### Material provided:
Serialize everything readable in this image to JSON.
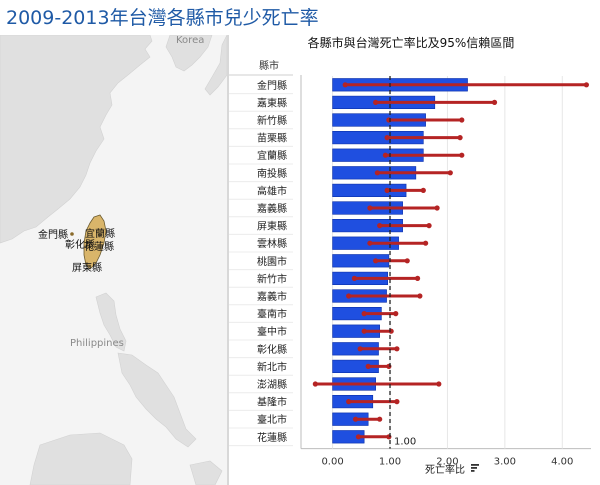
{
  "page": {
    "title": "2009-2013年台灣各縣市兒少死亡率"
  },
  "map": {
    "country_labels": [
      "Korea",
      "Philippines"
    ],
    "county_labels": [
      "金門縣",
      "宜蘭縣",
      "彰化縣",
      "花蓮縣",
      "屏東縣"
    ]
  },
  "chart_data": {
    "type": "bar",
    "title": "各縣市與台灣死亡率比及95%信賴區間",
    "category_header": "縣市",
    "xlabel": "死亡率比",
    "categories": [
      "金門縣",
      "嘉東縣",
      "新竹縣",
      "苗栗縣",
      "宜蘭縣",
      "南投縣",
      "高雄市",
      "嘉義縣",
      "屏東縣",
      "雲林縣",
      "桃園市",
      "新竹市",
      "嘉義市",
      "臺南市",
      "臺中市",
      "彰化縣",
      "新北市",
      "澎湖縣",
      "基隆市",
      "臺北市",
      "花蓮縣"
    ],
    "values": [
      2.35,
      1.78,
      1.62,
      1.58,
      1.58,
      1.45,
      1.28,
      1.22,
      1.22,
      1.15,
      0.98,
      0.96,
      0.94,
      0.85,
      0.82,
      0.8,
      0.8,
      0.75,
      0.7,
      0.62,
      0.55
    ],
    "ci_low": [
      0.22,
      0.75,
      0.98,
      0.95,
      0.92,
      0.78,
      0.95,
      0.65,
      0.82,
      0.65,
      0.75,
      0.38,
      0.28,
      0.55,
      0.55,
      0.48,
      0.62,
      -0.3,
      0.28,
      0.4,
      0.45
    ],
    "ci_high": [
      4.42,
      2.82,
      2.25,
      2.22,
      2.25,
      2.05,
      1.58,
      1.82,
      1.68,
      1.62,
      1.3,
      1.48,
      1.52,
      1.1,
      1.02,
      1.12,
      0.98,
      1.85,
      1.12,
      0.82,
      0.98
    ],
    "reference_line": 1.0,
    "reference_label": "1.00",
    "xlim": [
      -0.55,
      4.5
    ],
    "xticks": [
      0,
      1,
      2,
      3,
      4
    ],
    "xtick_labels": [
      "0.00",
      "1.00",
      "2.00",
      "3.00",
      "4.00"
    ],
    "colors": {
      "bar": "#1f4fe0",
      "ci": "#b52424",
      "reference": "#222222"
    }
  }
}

### Job:
Reproduce every entry word for word, but skip any pictures.

### Completed exercise:
Serialize everything readable in this image to JSON.
{
  "page": {
    "title": "2009-2013年台灣各縣市兒少死亡率"
  },
  "map": {
    "country_labels": [
      "Korea",
      "Philippines"
    ],
    "county_labels": [
      "金門縣",
      "宜蘭縣",
      "彰化縣",
      "花蓮縣",
      "屏東縣"
    ]
  },
  "chart_data": {
    "type": "bar",
    "title": "各縣市與台灣死亡率比及95%信賴區間",
    "category_header": "縣市",
    "xlabel": "死亡率比",
    "categories": [
      "金門縣",
      "嘉東縣",
      "新竹縣",
      "苗栗縣",
      "宜蘭縣",
      "南投縣",
      "高雄市",
      "嘉義縣",
      "屏東縣",
      "雲林縣",
      "桃園市",
      "新竹市",
      "嘉義市",
      "臺南市",
      "臺中市",
      "彰化縣",
      "新北市",
      "澎湖縣",
      "基隆市",
      "臺北市",
      "花蓮縣"
    ],
    "values": [
      2.35,
      1.78,
      1.62,
      1.58,
      1.58,
      1.45,
      1.28,
      1.22,
      1.22,
      1.15,
      0.98,
      0.96,
      0.94,
      0.85,
      0.82,
      0.8,
      0.8,
      0.75,
      0.7,
      0.62,
      0.55
    ],
    "ci_low": [
      0.22,
      0.75,
      0.98,
      0.95,
      0.92,
      0.78,
      0.95,
      0.65,
      0.82,
      0.65,
      0.75,
      0.38,
      0.28,
      0.55,
      0.55,
      0.48,
      0.62,
      -0.3,
      0.28,
      0.4,
      0.45
    ],
    "ci_high": [
      4.42,
      2.82,
      2.25,
      2.22,
      2.25,
      2.05,
      1.58,
      1.82,
      1.68,
      1.62,
      1.3,
      1.48,
      1.52,
      1.1,
      1.02,
      1.12,
      0.98,
      1.85,
      1.12,
      0.82,
      0.98
    ],
    "reference_line": 1.0,
    "reference_label": "1.00",
    "xlim": [
      -0.55,
      4.5
    ],
    "xticks": [
      0,
      1,
      2,
      3,
      4
    ],
    "xtick_labels": [
      "0.00",
      "1.00",
      "2.00",
      "3.00",
      "4.00"
    ],
    "colors": {
      "bar": "#1f4fe0",
      "ci": "#b52424",
      "reference": "#222222"
    }
  }
}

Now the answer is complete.